→ Do this: Check each line of the records below and collect those that include the word "date".

→ Data listing:

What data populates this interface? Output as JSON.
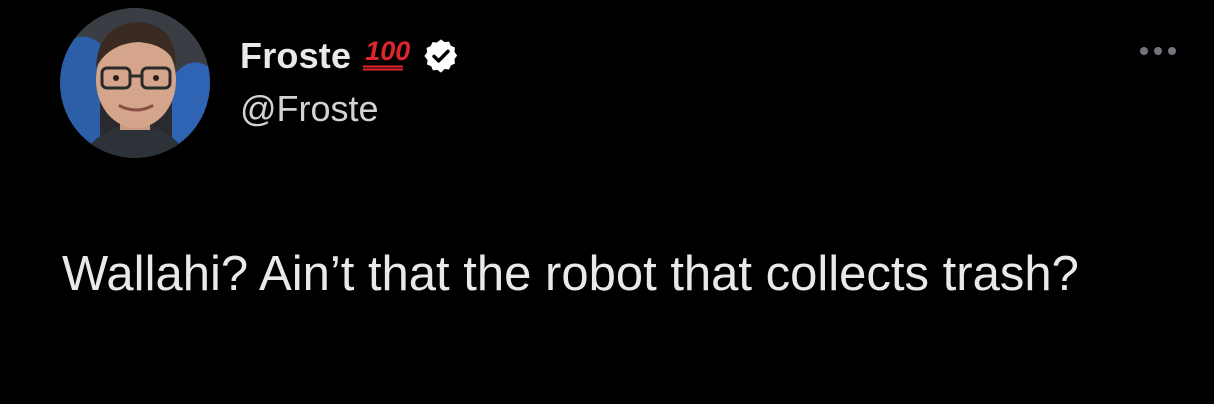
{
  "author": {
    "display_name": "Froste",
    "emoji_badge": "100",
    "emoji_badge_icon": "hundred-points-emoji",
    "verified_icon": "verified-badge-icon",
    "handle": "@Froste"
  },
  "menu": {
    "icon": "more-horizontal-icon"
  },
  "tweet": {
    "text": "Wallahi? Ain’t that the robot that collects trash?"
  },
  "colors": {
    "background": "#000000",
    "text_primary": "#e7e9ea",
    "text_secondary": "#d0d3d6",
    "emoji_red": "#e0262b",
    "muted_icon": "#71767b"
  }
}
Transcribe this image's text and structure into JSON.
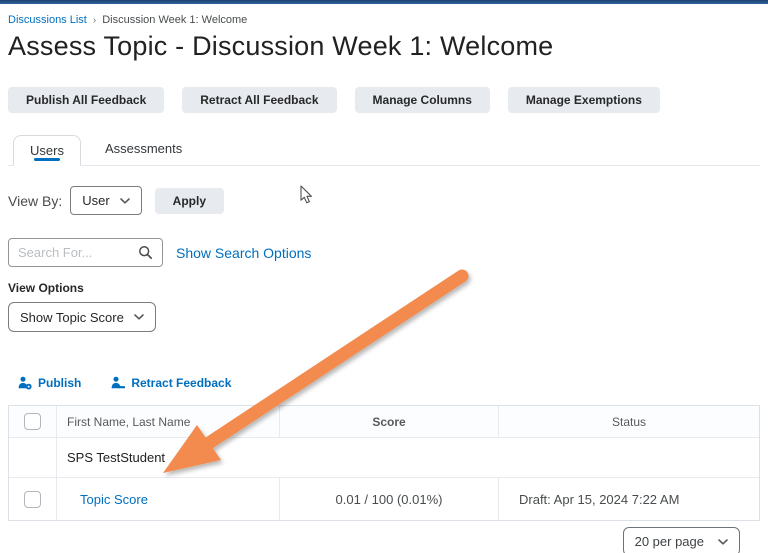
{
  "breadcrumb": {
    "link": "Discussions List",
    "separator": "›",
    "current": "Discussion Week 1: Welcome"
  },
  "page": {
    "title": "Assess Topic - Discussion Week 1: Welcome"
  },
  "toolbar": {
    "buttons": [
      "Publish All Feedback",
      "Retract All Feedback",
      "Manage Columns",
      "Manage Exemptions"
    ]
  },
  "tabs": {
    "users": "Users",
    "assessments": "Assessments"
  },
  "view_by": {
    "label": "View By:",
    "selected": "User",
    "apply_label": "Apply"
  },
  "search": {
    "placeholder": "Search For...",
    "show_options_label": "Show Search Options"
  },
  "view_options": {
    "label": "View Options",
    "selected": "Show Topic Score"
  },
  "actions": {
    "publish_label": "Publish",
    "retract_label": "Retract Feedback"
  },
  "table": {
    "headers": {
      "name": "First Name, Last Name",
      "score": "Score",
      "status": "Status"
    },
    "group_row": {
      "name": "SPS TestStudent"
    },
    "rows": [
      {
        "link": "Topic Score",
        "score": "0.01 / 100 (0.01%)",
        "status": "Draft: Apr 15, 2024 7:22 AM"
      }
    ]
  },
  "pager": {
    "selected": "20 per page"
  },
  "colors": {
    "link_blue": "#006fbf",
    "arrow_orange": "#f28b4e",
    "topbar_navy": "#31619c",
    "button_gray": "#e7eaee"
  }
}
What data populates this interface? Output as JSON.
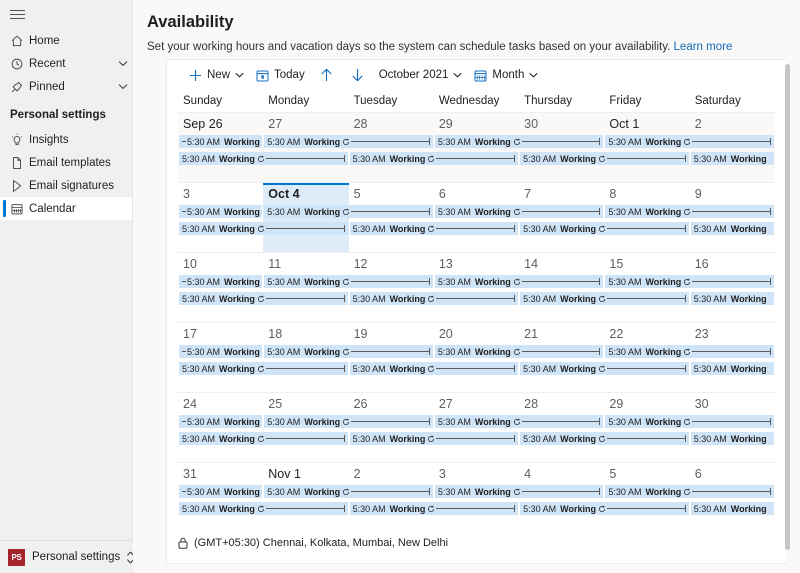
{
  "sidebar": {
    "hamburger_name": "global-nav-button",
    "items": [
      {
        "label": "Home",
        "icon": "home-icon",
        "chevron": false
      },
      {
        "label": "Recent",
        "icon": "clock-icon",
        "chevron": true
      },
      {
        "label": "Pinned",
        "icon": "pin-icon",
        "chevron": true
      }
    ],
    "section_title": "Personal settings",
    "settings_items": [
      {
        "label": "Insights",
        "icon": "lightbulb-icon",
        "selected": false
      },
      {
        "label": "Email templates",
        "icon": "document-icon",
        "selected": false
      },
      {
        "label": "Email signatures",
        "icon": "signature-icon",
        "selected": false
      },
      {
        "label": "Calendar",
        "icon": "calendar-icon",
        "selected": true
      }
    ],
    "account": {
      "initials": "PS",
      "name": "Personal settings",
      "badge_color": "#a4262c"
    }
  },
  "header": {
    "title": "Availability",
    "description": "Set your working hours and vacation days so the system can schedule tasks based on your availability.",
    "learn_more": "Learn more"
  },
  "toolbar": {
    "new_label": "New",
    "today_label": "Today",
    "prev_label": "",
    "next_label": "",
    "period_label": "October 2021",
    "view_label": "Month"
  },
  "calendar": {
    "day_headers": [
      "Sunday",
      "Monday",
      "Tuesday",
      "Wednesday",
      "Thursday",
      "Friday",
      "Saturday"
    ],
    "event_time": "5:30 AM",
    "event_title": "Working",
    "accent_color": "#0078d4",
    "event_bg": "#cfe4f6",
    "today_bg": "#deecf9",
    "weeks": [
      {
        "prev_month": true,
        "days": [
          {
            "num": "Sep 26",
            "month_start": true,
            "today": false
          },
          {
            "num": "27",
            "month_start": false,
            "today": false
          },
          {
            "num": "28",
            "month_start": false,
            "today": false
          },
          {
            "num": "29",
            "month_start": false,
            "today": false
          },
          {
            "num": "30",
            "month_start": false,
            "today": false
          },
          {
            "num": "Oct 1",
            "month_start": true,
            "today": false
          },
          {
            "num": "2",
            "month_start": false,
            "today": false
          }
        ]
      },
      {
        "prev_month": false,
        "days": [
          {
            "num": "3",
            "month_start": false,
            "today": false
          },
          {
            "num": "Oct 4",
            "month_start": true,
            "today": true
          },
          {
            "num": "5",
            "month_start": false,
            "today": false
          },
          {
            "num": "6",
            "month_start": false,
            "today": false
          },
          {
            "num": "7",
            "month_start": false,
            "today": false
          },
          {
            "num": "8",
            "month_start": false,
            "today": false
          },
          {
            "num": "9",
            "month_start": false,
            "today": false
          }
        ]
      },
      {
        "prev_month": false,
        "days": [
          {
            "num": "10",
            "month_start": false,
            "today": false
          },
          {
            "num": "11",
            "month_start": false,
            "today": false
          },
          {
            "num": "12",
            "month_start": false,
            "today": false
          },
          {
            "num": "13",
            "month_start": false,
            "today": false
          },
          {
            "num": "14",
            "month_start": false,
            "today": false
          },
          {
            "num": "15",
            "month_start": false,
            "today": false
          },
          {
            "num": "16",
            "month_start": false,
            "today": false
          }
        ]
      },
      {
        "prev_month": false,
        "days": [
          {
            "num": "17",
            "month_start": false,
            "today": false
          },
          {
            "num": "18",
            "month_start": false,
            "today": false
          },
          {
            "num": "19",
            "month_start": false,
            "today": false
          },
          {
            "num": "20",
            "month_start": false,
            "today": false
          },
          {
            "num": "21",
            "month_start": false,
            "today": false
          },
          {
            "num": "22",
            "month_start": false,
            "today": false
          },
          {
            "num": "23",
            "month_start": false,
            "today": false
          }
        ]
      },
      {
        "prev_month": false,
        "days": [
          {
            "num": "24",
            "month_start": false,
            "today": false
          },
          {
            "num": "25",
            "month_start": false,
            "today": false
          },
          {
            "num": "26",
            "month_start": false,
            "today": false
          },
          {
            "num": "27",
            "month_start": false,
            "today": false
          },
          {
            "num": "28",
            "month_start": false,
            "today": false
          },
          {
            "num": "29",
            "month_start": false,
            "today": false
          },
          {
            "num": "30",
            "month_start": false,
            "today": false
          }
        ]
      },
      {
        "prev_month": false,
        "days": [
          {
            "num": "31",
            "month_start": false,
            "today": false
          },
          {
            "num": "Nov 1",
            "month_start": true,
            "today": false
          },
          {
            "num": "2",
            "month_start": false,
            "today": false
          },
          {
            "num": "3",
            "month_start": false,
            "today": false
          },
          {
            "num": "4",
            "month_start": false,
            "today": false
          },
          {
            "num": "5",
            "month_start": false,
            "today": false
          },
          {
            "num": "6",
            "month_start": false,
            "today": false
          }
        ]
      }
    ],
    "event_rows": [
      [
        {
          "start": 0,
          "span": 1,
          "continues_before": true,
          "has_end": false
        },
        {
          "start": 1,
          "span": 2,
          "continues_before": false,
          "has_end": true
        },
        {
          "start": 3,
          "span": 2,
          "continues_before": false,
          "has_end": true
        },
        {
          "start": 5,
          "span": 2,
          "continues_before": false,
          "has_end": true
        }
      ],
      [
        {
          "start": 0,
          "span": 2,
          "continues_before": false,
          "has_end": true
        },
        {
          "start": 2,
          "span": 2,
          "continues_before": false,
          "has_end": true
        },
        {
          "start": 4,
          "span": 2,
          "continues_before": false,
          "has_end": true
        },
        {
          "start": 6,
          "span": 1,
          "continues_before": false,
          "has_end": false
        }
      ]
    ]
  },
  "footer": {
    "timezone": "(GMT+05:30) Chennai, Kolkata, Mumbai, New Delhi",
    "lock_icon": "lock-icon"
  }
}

---

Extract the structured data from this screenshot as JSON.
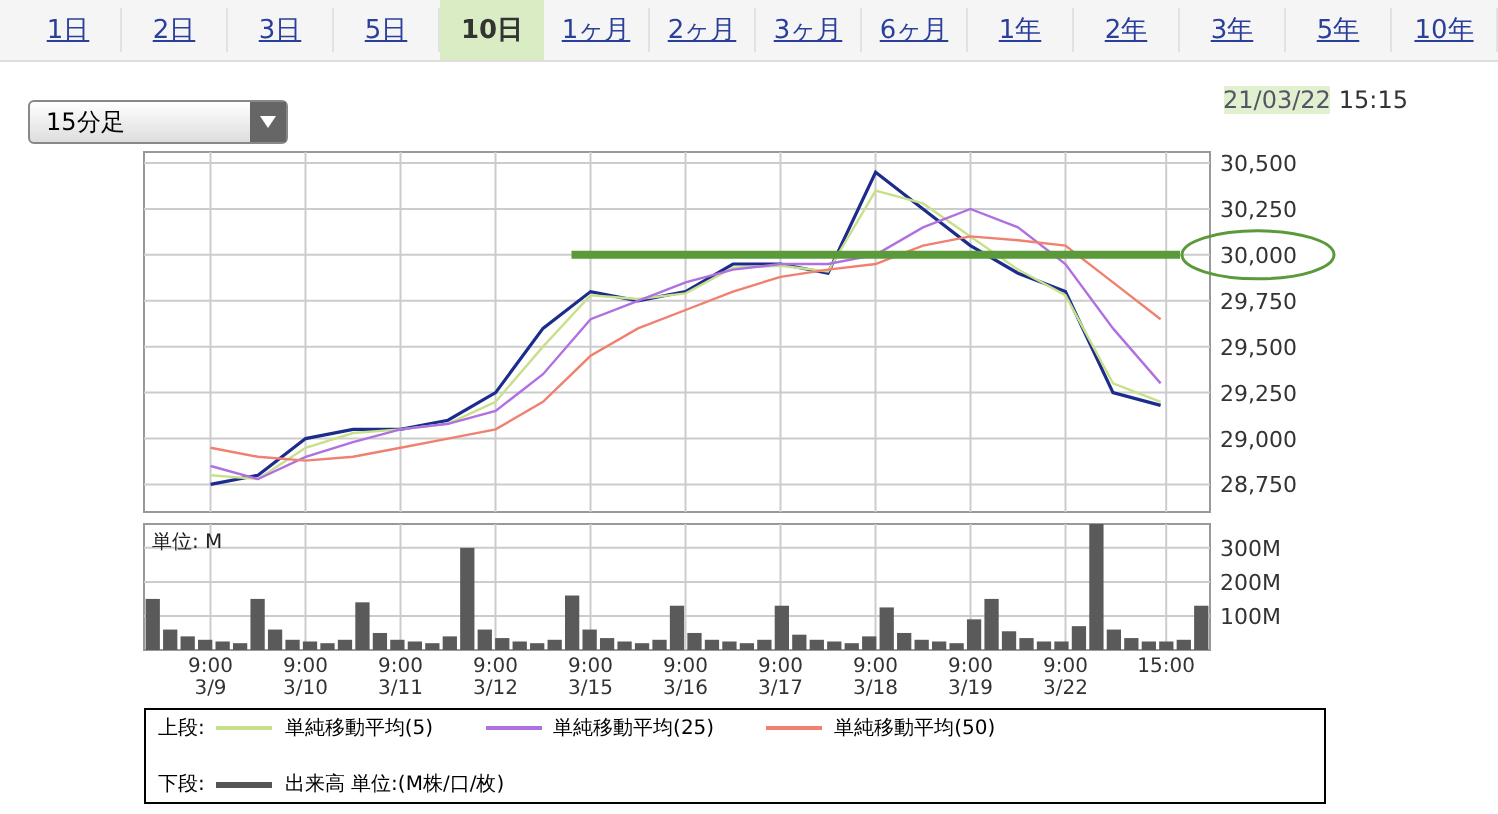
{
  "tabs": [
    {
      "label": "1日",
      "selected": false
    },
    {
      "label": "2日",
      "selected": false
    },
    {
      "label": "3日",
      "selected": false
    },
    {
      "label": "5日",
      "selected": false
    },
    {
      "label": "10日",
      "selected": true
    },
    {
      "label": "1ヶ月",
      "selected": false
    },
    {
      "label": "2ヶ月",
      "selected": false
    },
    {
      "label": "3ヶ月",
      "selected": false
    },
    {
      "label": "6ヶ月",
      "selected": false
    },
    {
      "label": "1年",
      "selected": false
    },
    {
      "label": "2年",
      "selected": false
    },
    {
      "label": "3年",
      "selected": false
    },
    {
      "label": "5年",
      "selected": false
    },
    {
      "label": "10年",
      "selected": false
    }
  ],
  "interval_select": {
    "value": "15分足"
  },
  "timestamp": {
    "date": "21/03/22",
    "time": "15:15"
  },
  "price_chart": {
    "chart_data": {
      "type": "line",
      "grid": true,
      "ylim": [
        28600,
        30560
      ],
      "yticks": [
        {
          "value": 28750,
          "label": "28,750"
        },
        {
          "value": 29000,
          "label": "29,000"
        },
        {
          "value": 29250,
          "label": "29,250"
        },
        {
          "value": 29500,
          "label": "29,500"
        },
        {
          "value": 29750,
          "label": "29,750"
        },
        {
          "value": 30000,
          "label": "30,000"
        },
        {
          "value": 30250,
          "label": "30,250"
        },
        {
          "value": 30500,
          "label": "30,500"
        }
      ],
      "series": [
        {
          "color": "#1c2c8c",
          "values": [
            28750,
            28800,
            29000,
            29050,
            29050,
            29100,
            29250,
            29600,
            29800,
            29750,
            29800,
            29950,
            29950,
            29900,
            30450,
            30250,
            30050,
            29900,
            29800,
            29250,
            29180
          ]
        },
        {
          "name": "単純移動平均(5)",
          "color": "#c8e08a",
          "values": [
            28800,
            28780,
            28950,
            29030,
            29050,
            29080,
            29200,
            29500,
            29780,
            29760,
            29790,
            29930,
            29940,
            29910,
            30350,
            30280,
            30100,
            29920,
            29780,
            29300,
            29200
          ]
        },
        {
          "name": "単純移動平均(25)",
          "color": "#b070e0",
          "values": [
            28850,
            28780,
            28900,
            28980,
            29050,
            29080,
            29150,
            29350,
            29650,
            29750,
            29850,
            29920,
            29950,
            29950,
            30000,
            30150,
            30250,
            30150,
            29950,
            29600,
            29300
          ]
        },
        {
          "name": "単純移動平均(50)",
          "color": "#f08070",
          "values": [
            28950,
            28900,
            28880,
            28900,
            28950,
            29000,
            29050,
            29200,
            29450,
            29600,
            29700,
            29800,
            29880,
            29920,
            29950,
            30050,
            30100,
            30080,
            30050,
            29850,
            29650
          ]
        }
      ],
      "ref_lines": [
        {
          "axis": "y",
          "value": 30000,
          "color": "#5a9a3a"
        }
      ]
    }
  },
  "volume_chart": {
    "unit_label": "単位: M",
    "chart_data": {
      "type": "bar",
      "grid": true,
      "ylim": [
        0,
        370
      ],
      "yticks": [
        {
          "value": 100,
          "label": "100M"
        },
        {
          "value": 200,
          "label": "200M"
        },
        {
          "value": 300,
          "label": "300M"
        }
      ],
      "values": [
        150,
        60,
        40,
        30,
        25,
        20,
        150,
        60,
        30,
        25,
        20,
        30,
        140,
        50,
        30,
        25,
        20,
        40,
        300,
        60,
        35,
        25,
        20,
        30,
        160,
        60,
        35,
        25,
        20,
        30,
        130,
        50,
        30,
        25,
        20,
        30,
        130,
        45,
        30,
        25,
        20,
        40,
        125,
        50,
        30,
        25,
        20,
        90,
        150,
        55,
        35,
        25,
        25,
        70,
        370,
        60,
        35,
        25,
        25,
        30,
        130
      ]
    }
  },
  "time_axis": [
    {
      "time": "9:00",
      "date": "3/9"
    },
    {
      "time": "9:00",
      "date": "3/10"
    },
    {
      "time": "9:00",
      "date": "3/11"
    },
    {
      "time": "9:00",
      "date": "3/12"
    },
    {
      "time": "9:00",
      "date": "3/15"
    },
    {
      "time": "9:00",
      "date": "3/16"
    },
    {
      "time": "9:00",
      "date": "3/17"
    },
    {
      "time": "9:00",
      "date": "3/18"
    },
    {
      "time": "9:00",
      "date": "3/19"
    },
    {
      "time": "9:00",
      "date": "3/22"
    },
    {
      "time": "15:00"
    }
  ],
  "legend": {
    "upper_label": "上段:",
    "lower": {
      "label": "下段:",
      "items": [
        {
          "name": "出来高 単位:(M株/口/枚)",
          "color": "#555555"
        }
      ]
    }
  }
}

* * *

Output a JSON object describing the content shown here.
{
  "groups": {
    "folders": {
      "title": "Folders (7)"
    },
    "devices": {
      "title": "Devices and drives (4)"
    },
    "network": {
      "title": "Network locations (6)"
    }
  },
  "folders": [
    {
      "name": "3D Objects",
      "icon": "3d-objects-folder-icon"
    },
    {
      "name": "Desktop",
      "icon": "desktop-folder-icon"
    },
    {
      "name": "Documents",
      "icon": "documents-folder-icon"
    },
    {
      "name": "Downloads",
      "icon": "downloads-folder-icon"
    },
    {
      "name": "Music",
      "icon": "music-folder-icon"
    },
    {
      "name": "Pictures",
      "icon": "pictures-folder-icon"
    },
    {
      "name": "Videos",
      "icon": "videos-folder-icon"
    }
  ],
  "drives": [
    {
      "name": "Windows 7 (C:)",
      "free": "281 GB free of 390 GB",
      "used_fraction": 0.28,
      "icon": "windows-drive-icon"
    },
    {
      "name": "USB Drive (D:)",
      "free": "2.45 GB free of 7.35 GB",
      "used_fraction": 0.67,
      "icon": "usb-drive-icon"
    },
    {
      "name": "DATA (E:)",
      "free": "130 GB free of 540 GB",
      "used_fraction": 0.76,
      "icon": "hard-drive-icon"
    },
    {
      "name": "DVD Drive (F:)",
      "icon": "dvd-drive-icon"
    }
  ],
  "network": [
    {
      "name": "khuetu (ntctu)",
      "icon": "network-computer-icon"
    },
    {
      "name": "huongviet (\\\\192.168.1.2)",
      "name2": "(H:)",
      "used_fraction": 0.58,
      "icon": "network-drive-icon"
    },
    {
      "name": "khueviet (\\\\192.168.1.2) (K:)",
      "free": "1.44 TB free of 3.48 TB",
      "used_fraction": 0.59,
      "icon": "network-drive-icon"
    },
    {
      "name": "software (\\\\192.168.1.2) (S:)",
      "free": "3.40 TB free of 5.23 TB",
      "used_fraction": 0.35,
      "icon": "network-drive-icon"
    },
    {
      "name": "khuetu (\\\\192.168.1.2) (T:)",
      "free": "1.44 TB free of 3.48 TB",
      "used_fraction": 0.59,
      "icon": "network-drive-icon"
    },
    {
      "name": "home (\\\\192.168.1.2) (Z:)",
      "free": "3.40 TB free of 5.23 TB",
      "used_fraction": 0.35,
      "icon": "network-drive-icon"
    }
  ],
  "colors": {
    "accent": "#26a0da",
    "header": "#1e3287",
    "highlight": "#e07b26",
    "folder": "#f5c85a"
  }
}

→ Reply:
    "date": "21/03/22",
      "date": "3/9"
      "date": "3/10"
      "date": "3/11"
      "date": "3/12"
      "date": "3/15"
      "date": "3/16"
      "date": "3/17"
      "date": "3/18"
      "date": "3/19"
      "date": "3/22"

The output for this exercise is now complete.